Exercise objective
Reply with the count of lines holding "sachte", nothing more.

Data records start

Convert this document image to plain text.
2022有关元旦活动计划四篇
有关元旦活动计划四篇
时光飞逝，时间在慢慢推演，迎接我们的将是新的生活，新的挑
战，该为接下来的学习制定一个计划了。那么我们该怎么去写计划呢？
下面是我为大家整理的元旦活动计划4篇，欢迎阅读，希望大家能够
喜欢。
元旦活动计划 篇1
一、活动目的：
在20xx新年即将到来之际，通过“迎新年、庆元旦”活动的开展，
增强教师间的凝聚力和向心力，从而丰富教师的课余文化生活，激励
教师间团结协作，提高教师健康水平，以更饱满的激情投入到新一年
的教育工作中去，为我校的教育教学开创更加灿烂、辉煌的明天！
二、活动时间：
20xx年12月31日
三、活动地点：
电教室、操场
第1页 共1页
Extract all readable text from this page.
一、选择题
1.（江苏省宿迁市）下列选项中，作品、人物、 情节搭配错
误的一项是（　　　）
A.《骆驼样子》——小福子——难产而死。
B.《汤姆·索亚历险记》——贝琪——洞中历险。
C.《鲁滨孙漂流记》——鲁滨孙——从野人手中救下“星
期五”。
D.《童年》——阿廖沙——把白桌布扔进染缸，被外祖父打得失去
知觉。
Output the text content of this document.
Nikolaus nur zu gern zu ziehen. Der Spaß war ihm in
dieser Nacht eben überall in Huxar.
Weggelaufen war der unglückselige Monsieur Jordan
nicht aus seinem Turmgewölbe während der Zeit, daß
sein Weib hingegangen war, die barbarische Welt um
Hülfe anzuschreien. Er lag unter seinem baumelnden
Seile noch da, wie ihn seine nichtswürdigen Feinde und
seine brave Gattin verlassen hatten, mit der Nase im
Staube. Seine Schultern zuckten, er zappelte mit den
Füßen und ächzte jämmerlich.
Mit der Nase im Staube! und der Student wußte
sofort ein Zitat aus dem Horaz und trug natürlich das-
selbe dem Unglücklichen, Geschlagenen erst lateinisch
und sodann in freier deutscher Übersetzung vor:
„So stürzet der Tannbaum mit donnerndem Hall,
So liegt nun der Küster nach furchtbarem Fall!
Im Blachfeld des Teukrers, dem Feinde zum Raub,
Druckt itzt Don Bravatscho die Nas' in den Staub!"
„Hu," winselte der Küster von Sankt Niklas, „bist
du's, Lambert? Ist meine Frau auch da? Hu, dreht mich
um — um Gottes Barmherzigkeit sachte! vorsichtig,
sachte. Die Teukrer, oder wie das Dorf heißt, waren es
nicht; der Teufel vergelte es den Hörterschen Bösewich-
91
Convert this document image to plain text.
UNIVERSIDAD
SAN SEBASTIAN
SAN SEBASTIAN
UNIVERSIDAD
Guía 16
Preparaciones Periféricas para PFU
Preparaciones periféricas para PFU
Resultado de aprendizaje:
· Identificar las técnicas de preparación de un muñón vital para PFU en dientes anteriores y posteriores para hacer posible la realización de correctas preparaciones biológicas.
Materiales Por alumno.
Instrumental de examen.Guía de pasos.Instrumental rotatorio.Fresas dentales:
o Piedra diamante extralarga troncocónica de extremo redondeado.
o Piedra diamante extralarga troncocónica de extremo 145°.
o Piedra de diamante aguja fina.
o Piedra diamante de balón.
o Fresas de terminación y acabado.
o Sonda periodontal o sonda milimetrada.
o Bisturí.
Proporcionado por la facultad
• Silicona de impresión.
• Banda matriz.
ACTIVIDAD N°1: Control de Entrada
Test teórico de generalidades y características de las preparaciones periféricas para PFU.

Data records end

The completed task
2